* _Brief_:
Provide nothing beyond the count of lines that include the string "GILLINGHAM".

Stored items from a collection:
╔══
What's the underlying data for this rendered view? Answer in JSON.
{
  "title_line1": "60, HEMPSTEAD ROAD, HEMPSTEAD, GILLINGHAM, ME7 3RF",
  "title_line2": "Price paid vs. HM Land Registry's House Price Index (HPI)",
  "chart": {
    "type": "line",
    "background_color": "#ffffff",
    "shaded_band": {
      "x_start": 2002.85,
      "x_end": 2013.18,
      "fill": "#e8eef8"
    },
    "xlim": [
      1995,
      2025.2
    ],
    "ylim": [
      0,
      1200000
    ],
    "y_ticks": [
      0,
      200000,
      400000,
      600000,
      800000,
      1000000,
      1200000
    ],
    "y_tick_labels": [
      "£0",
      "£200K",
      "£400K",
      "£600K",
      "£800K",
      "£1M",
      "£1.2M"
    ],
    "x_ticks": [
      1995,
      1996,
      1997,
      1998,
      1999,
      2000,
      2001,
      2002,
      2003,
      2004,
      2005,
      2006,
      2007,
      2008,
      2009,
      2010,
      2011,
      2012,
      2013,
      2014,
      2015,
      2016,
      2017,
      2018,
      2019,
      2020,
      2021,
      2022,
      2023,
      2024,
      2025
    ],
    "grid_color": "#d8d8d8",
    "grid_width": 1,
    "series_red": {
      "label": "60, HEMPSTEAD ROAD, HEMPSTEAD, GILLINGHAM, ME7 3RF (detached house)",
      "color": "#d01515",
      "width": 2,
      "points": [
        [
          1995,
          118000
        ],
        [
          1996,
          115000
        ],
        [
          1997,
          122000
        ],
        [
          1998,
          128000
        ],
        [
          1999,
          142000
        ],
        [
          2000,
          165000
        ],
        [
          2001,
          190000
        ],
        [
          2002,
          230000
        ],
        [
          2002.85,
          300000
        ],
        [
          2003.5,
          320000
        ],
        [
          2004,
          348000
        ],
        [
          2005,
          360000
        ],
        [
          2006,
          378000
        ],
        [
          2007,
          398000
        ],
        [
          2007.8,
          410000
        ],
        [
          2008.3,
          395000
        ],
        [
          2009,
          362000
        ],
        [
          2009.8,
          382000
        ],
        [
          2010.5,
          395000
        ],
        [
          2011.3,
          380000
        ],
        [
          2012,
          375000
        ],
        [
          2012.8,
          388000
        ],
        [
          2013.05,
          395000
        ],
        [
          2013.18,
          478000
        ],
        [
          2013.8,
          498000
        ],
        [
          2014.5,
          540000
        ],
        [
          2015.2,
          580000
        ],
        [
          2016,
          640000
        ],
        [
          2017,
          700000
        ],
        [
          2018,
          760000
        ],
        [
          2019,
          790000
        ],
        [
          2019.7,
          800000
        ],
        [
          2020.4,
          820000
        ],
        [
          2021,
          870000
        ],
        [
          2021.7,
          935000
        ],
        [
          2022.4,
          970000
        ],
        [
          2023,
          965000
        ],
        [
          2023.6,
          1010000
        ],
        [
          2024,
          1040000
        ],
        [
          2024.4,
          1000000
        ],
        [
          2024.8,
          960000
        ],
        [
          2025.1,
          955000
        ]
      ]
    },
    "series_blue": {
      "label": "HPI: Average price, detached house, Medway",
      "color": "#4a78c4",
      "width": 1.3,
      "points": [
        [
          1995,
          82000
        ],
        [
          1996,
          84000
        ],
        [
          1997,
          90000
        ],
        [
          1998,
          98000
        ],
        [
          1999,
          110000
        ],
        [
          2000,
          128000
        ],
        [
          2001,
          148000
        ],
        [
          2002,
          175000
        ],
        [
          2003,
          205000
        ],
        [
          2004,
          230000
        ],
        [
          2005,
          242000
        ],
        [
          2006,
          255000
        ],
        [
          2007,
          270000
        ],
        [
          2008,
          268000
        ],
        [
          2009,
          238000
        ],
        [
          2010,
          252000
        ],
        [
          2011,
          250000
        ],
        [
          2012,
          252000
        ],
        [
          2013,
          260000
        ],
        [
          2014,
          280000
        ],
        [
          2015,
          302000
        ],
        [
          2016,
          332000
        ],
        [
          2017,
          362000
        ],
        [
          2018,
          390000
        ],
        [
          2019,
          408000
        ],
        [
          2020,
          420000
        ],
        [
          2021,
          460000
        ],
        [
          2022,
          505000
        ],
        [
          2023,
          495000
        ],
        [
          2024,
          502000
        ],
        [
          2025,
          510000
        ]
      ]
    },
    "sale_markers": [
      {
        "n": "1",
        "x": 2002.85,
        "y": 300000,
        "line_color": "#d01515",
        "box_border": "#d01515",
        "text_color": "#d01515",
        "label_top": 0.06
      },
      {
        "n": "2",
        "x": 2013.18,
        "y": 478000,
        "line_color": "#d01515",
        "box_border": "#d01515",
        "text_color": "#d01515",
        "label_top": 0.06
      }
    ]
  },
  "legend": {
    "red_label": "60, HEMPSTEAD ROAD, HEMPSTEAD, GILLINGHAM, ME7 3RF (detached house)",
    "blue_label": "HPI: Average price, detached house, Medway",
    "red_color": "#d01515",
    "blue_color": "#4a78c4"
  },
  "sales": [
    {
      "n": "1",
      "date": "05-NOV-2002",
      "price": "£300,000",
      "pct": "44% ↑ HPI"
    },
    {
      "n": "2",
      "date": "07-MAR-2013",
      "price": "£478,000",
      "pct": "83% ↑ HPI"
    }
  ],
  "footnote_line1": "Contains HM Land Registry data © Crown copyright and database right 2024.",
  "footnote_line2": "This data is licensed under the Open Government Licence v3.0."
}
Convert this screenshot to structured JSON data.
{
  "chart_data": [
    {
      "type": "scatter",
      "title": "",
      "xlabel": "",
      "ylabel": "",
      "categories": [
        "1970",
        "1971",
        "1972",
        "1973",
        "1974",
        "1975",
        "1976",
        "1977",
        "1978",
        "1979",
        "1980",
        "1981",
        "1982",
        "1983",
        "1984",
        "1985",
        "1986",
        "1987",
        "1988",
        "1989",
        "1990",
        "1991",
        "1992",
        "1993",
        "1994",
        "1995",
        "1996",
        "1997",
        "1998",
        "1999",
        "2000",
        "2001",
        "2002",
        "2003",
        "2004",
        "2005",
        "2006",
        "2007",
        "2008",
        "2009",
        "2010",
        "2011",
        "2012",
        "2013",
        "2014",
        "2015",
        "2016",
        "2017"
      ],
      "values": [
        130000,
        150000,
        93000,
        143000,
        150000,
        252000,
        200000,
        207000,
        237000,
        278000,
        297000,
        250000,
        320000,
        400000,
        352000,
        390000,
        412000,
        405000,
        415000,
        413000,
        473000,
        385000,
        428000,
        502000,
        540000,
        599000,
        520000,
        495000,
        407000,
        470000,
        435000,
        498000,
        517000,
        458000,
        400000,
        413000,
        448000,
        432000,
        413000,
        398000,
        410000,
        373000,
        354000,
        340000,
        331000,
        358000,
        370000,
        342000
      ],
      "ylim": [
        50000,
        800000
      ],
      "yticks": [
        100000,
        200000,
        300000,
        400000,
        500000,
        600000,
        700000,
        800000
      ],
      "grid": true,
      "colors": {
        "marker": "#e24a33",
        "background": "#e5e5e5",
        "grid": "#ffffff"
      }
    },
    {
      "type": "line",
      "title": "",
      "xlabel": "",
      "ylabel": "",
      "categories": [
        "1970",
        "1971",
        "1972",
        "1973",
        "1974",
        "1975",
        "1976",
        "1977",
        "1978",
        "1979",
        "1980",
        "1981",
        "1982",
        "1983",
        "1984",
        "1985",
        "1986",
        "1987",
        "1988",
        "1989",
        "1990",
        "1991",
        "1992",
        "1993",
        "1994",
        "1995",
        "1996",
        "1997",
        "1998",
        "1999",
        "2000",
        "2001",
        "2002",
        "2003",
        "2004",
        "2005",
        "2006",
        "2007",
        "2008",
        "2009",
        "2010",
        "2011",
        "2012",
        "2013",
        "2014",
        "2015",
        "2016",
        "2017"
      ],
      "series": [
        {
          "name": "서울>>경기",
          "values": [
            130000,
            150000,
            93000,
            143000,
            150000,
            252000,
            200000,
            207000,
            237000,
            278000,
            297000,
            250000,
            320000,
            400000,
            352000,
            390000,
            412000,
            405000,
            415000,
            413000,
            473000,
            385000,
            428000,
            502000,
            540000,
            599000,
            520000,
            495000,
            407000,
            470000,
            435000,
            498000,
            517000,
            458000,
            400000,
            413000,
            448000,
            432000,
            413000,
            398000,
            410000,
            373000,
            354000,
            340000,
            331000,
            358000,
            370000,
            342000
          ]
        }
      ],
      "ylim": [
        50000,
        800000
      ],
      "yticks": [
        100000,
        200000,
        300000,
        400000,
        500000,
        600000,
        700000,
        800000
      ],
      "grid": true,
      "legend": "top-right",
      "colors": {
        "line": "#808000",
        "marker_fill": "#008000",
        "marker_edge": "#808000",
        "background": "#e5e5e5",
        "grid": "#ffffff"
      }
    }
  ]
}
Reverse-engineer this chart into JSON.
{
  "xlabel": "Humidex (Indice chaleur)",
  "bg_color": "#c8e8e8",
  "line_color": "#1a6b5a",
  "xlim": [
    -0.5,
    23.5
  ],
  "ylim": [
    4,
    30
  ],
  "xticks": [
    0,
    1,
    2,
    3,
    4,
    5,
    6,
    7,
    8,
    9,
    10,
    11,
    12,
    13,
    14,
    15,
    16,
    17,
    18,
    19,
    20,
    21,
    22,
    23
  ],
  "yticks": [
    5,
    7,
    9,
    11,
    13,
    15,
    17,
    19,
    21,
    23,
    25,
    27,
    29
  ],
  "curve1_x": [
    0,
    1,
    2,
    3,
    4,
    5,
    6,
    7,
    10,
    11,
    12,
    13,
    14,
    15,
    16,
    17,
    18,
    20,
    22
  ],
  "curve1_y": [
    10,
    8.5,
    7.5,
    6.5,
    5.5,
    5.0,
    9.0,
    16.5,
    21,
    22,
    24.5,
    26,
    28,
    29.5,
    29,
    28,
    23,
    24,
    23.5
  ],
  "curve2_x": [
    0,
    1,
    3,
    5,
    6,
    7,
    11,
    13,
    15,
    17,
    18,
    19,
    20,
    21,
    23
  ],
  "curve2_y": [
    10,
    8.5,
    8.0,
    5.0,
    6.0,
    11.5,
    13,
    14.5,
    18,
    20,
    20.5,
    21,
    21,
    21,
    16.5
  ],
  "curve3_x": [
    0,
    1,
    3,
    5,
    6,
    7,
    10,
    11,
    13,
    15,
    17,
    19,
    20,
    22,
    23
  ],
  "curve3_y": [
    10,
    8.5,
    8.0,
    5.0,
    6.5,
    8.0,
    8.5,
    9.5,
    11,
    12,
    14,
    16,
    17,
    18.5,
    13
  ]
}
╚══
* _Written answer_:
3